Task description: Copy every line of the entries that includes the word "name".

----- Available records -----

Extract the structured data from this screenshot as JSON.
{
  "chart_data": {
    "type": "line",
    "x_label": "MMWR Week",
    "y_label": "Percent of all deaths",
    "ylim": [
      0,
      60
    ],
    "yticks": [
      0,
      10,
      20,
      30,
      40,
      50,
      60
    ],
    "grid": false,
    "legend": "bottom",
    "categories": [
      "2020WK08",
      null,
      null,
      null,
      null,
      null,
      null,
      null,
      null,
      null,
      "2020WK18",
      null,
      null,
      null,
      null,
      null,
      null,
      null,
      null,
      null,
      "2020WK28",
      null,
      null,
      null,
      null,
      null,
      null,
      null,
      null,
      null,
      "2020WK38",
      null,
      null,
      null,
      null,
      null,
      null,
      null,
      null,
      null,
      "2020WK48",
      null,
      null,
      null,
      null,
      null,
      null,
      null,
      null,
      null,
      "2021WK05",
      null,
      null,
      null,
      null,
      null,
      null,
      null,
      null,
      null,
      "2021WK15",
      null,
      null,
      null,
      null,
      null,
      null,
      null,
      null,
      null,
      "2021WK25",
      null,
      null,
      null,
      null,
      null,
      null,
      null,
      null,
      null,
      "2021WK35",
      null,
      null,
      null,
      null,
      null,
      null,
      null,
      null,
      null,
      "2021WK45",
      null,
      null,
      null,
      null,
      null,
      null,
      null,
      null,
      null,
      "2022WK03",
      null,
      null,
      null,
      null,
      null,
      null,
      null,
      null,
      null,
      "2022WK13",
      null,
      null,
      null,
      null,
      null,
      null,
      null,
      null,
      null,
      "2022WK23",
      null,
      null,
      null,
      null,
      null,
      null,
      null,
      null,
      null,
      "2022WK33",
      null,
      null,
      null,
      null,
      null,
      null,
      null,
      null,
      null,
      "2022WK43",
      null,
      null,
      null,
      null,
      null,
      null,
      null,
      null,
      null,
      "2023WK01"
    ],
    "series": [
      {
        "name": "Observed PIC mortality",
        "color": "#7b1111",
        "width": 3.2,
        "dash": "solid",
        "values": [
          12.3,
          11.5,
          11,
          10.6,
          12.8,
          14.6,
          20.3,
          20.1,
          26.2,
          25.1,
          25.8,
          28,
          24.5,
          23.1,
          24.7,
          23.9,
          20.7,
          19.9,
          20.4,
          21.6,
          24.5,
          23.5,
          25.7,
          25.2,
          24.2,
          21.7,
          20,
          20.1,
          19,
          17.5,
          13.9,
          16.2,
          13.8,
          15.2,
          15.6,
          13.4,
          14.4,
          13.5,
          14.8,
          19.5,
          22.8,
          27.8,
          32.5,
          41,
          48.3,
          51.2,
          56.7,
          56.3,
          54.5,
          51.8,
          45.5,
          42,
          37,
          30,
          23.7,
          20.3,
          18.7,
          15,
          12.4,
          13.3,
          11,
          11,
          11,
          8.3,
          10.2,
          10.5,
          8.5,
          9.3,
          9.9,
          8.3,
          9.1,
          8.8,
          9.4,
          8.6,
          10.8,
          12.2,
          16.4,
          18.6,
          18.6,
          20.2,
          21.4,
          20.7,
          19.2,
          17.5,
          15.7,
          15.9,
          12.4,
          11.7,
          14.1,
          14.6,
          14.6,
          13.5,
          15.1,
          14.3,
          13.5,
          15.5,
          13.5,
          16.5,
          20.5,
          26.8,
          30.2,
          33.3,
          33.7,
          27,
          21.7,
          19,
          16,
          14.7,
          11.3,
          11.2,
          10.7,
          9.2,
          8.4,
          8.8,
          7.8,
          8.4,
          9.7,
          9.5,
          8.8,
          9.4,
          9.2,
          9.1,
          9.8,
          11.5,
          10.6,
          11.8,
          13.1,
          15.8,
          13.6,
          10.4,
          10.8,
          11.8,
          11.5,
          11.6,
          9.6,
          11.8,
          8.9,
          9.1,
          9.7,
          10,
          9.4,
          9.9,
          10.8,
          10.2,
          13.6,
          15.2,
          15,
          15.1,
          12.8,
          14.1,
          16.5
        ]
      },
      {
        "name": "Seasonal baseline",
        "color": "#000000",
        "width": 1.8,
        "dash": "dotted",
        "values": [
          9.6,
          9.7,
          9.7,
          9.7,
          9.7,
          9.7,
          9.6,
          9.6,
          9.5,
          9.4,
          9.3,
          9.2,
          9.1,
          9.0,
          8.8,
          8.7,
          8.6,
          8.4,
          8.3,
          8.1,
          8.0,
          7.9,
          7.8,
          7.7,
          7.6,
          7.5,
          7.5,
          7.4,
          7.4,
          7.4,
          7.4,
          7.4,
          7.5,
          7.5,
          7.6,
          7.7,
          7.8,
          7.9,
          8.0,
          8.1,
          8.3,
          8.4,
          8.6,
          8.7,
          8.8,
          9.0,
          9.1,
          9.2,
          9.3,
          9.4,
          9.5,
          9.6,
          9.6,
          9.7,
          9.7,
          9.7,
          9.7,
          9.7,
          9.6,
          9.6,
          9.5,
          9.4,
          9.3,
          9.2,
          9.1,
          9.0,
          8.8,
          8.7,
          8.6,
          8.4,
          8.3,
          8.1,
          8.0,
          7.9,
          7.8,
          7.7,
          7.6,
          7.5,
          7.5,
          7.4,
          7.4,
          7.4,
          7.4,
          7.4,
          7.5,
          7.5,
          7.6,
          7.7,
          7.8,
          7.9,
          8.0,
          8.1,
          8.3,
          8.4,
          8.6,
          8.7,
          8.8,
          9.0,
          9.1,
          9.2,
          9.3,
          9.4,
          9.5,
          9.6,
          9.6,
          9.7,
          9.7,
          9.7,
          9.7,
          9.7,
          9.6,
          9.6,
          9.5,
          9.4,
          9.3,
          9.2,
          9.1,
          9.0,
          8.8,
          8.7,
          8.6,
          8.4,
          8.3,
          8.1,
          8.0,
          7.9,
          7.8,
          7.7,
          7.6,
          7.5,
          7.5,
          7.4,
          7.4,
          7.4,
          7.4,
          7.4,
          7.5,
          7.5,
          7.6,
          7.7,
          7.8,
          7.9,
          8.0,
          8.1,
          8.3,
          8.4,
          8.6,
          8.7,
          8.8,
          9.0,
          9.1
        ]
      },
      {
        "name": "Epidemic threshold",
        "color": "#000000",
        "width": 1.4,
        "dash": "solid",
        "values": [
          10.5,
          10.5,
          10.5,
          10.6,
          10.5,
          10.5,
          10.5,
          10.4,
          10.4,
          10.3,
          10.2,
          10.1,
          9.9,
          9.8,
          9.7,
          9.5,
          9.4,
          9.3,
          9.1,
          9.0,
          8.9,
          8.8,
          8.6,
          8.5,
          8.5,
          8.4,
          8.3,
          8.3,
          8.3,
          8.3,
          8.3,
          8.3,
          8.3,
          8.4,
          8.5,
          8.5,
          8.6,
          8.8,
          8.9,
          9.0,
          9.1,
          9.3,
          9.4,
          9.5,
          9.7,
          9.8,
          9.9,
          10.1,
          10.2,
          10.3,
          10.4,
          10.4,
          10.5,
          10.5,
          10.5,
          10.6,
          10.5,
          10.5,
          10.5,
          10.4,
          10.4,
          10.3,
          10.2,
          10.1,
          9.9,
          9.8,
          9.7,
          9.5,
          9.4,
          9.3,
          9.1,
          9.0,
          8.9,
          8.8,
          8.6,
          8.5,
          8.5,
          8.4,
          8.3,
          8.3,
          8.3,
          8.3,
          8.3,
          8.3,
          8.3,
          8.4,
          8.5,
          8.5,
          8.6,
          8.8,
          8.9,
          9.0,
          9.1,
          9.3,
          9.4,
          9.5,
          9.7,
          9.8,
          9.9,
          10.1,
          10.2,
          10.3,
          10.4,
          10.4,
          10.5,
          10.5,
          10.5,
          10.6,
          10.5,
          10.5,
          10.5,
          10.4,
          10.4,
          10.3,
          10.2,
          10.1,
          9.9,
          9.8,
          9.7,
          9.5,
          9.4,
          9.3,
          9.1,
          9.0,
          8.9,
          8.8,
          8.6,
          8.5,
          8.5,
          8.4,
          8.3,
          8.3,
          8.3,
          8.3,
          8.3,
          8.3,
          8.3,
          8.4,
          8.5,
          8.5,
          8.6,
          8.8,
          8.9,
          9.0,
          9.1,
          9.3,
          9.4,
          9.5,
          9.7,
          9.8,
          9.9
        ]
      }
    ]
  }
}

-----

Written response:
        "name": "Observed PIC mortality",
        "name": "Seasonal baseline",
        "name": "Epidemic threshold",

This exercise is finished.